──────── Entries supplied ────────
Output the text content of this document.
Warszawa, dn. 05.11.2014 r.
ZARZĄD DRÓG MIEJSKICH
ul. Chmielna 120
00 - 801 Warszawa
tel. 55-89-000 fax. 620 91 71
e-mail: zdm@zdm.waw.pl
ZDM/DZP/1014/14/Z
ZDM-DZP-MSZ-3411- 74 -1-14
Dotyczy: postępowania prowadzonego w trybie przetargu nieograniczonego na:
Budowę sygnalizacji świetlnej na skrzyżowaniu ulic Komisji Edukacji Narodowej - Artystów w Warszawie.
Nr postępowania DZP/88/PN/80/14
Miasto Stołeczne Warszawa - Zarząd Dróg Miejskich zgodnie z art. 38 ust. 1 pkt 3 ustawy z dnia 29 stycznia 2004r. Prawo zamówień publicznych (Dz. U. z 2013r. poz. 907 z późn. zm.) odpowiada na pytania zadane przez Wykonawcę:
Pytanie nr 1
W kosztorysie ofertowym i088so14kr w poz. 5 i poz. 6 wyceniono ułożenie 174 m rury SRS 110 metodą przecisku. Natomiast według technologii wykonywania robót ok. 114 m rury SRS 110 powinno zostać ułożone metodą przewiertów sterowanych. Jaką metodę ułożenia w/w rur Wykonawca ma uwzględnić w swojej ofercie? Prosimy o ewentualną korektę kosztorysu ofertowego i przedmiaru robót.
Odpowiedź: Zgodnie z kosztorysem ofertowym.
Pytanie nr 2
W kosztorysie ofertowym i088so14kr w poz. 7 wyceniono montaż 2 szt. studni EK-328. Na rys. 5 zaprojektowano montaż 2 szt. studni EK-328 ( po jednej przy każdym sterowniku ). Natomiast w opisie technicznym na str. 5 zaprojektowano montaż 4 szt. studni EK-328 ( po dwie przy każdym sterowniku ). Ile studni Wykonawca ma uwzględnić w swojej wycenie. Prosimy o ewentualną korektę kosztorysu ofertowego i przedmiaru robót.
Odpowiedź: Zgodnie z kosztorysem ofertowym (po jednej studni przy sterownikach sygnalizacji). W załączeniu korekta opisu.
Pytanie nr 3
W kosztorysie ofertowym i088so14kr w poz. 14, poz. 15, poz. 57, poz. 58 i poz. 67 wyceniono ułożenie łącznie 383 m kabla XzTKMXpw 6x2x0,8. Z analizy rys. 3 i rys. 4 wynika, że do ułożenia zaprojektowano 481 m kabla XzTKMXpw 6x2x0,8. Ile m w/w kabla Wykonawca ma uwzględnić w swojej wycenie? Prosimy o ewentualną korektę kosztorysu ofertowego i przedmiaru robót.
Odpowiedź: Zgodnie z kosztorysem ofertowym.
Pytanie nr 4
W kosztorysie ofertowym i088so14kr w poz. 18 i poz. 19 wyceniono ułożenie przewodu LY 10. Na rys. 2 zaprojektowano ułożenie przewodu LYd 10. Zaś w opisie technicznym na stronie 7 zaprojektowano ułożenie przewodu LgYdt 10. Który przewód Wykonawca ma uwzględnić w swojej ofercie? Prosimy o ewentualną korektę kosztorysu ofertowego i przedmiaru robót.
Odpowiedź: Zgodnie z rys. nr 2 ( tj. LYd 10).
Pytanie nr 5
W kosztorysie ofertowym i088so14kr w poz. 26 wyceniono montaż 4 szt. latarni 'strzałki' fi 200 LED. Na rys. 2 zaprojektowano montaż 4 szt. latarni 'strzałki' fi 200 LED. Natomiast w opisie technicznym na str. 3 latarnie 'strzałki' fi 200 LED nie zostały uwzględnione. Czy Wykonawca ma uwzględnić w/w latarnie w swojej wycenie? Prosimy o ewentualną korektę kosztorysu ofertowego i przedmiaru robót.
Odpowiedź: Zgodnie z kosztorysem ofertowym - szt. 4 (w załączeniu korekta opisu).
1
────────
**Short exercise**. Each line that holds the word "korekta" should be extracted from the records.

**Result of the exercise**.
Odpowiedź: Zgodnie z kosztorysem ofertowym (po jednej studni przy sterownikach sygnalizacji). W załączeniu korekta opisu.
Odpowiedź: Zgodnie z kosztorysem ofertowym - szt. 4 (w załączeniu korekta opisu).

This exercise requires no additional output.